Supplied records

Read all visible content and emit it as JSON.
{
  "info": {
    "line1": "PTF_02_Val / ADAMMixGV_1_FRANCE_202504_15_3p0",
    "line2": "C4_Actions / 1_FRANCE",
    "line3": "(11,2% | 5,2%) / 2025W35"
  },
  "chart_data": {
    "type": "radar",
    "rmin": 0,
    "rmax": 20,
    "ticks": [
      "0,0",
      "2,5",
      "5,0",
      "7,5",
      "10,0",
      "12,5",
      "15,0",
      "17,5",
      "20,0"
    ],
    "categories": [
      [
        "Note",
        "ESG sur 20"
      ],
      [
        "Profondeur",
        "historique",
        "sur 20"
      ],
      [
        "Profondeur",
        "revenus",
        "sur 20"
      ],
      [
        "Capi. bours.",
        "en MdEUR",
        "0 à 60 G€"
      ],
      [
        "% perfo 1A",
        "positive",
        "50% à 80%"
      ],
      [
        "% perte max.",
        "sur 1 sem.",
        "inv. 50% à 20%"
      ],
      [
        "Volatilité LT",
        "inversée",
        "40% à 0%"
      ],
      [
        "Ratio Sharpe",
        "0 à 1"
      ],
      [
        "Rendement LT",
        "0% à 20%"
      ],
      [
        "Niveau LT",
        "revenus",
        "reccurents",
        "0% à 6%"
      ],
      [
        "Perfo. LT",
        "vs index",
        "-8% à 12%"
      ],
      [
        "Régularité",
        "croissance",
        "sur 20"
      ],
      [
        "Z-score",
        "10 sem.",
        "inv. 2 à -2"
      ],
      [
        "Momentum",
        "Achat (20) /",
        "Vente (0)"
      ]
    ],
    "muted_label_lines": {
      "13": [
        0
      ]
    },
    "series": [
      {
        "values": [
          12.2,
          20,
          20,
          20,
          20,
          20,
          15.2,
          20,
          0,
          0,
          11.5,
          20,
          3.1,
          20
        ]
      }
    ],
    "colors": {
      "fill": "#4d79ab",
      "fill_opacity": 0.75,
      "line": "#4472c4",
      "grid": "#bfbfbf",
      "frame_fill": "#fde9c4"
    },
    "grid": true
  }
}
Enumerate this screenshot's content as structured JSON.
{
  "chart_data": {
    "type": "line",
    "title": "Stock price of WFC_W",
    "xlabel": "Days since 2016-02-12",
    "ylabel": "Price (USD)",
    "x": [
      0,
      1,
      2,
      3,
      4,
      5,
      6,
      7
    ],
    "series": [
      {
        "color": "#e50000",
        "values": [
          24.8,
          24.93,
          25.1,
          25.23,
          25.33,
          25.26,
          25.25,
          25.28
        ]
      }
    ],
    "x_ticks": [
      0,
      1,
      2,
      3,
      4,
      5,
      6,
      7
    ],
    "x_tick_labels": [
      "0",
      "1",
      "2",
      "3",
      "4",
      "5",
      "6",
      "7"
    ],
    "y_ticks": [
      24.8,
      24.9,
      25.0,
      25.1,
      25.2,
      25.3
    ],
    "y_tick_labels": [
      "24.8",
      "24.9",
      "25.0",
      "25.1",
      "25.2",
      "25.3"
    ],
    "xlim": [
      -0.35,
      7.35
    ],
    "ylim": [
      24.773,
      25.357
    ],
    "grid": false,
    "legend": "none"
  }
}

What to work on
Reproduce all of the material above word for word.

Final result
Read all visible content and emit it as JSON.
{
  "info": {
    "line1": "PTF_02_Val / ADAMMixGV_1_FRANCE_202504_15_3p0",
    "line2": "C4_Actions / 1_FRANCE",
    "line3": "(11,2% | 5,2%) / 2025W35"
  },
  "chart_data": {
    "type": "radar",
    "rmin": 0,
    "rmax": 20,
    "ticks": [
      "0,0",
      "2,5",
      "5,0",
      "7,5",
      "10,0",
      "12,5",
      "15,0",
      "17,5",
      "20,0"
    ],
    "categories": [
      [
        "Note",
        "ESG sur 20"
      ],
      [
        "Profondeur",
        "historique",
        "sur 20"
      ],
      [
        "Profondeur",
        "revenus",
        "sur 20"
      ],
      [
        "Capi. bours.",
        "en MdEUR",
        "0 à 60 G€"
      ],
      [
        "% perfo 1A",
        "positive",
        "50% à 80%"
      ],
      [
        "% perte max.",
        "sur 1 sem.",
        "inv. 50% à 20%"
      ],
      [
        "Volatilité LT",
        "inversée",
        "40% à 0%"
      ],
      [
        "Ratio Sharpe",
        "0 à 1"
      ],
      [
        "Rendement LT",
        "0% à 20%"
      ],
      [
        "Niveau LT",
        "revenus",
        "reccurents",
        "0% à 6%"
      ],
      [
        "Perfo. LT",
        "vs index",
        "-8% à 12%"
      ],
      [
        "Régularité",
        "croissance",
        "sur 20"
      ],
      [
        "Z-score",
        "10 sem.",
        "inv. 2 à -2"
      ],
      [
        "Momentum",
        "Achat (20) /",
        "Vente (0)"
      ]
    ],
    "muted_label_lines": {
      "13": [
        0
      ]
    },
    "series": [
      {
        "values": [
          12.2,
          20,
          20,
          20,
          20,
          20,
          15.2,
          20,
          0,
          0,
          11.5,
          20,
          3.1,
          20
        ]
      }
    ],
    "colors": {
      "fill": "#4d79ab",
      "fill_opacity": 0.75,
      "line": "#4472c4",
      "grid": "#bfbfbf",
      "frame_fill": "#fde9c4"
    },
    "grid": true
  }
}
Enumerate this screenshot's content as structured JSON.
{
  "chart_data": {
    "type": "line",
    "title": "Stock price of WFC_W",
    "xlabel": "Days since 2016-02-12",
    "ylabel": "Price (USD)",
    "x": [
      0,
      1,
      2,
      3,
      4,
      5,
      6,
      7
    ],
    "series": [
      {
        "color": "#e50000",
        "values": [
          24.8,
          24.93,
          25.1,
          25.23,
          25.33,
          25.26,
          25.25,
          25.28
        ]
      }
    ],
    "x_ticks": [
      0,
      1,
      2,
      3,
      4,
      5,
      6,
      7
    ],
    "x_tick_labels": [
      "0",
      "1",
      "2",
      "3",
      "4",
      "5",
      "6",
      "7"
    ],
    "y_ticks": [
      24.8,
      24.9,
      25.0,
      25.1,
      25.2,
      25.3
    ],
    "y_tick_labels": [
      "24.8",
      "24.9",
      "25.0",
      "25.1",
      "25.2",
      "25.3"
    ],
    "xlim": [
      -0.35,
      7.35
    ],
    "ylim": [
      24.773,
      25.357
    ],
    "grid": false,
    "legend": "none"
  }
}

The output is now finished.